Extracted data entries:
>> begin

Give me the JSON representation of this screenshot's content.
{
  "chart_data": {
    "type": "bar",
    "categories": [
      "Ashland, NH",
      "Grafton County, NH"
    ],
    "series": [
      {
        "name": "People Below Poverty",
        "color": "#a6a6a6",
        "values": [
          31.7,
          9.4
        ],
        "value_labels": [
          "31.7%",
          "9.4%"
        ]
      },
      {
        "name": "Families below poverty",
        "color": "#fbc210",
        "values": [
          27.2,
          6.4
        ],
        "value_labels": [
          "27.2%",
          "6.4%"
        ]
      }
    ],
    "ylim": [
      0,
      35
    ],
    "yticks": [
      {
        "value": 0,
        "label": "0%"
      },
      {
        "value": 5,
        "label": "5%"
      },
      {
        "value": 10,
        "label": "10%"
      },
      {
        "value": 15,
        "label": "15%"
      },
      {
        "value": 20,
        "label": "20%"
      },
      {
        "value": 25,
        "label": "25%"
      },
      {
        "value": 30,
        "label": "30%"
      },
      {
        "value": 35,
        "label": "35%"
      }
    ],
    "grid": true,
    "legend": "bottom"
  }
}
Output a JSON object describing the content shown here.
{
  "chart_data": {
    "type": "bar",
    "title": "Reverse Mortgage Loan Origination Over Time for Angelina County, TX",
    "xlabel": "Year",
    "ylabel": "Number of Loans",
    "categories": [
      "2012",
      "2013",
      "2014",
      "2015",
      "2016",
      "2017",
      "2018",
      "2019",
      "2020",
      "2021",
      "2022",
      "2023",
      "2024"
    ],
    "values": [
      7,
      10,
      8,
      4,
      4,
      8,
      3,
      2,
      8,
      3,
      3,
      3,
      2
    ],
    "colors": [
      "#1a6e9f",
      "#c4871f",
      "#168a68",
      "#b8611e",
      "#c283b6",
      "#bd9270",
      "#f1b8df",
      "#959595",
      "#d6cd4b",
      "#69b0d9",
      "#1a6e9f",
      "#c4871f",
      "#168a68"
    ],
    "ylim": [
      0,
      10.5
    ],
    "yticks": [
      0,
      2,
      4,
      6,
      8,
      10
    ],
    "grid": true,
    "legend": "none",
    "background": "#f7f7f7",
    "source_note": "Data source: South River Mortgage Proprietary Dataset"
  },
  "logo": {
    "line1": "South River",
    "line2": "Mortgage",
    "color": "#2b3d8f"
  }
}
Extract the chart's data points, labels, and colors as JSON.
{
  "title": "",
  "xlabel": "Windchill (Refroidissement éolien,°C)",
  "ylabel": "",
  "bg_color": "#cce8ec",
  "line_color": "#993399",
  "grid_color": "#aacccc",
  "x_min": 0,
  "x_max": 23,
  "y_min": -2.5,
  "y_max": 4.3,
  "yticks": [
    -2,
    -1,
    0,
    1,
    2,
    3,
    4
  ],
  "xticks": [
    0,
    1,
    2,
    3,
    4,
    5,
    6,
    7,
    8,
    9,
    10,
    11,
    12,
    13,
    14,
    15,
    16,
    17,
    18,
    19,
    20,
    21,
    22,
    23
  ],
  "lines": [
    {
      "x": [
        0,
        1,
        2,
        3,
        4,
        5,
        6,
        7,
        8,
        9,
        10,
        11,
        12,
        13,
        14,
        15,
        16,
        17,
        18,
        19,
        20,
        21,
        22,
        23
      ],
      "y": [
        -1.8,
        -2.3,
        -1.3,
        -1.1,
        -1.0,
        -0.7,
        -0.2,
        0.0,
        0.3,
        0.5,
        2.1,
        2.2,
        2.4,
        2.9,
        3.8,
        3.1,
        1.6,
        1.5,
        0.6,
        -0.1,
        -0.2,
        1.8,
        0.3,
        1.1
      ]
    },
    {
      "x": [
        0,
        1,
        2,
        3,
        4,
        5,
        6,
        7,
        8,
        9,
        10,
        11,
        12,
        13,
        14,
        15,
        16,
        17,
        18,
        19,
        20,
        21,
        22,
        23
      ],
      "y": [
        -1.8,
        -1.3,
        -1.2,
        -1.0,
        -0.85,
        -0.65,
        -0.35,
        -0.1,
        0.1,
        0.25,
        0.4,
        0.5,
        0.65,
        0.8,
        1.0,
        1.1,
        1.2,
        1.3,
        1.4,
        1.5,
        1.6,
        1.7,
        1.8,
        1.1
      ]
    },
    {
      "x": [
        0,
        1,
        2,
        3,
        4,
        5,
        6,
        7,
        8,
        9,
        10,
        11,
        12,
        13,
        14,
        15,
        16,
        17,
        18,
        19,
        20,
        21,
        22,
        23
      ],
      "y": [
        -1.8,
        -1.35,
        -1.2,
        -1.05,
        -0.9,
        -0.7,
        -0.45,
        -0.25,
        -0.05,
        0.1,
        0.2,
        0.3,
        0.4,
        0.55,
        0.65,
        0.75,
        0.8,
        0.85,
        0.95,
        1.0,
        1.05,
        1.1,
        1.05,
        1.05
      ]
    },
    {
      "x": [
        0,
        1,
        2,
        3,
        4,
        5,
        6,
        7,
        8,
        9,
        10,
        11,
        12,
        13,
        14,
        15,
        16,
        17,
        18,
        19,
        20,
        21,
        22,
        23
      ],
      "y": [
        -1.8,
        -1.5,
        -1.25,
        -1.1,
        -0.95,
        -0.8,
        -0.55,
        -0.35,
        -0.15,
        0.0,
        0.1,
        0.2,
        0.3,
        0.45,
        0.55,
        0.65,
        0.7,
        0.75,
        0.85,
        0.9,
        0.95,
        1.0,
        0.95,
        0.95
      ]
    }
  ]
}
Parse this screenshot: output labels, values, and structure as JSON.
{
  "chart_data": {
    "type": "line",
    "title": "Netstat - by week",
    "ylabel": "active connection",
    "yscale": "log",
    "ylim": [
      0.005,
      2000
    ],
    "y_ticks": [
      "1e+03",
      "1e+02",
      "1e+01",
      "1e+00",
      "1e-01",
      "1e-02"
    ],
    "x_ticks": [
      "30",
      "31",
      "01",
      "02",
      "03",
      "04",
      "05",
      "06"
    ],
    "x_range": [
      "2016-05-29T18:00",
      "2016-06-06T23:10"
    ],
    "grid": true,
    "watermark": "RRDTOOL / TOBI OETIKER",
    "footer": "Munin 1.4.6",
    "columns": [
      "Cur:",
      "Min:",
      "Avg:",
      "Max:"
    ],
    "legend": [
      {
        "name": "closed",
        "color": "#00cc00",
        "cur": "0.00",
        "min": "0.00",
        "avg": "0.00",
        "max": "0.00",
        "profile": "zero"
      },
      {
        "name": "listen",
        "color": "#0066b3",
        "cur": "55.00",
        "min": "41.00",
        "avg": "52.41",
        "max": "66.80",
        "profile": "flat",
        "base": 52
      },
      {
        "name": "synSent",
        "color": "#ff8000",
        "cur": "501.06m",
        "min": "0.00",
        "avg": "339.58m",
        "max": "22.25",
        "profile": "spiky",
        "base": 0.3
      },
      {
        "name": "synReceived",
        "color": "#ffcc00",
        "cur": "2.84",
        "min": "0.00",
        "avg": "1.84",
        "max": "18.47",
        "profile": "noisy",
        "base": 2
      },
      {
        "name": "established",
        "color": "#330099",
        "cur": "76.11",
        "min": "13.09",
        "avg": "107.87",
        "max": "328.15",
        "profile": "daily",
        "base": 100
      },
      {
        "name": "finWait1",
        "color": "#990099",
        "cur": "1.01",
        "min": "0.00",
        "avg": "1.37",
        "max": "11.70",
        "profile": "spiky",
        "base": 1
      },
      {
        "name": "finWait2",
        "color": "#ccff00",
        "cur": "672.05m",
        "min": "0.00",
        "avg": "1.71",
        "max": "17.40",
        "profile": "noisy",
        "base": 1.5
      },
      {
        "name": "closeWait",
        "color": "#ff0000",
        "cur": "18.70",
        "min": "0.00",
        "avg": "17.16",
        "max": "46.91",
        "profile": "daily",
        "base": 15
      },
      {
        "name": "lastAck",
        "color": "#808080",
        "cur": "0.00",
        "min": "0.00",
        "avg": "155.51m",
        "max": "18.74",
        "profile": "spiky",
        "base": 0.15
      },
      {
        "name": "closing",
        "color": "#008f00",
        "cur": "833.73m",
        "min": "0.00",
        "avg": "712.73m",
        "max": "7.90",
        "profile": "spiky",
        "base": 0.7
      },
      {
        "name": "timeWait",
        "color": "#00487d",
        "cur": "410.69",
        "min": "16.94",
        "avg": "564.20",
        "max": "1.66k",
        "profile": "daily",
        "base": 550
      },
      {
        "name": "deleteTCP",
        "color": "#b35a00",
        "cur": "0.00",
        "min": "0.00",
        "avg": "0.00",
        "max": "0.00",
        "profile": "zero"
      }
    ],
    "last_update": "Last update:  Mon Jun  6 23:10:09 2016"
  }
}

>> end

DESCRIPTION OF THE TASK:
Copy whichever lines in the listing above contain the word "ylabel".

EXERCISE SOLUTION:
    "ylabel": "Number of Loans",
  "ylabel": "",
    "ylabel": "active connection",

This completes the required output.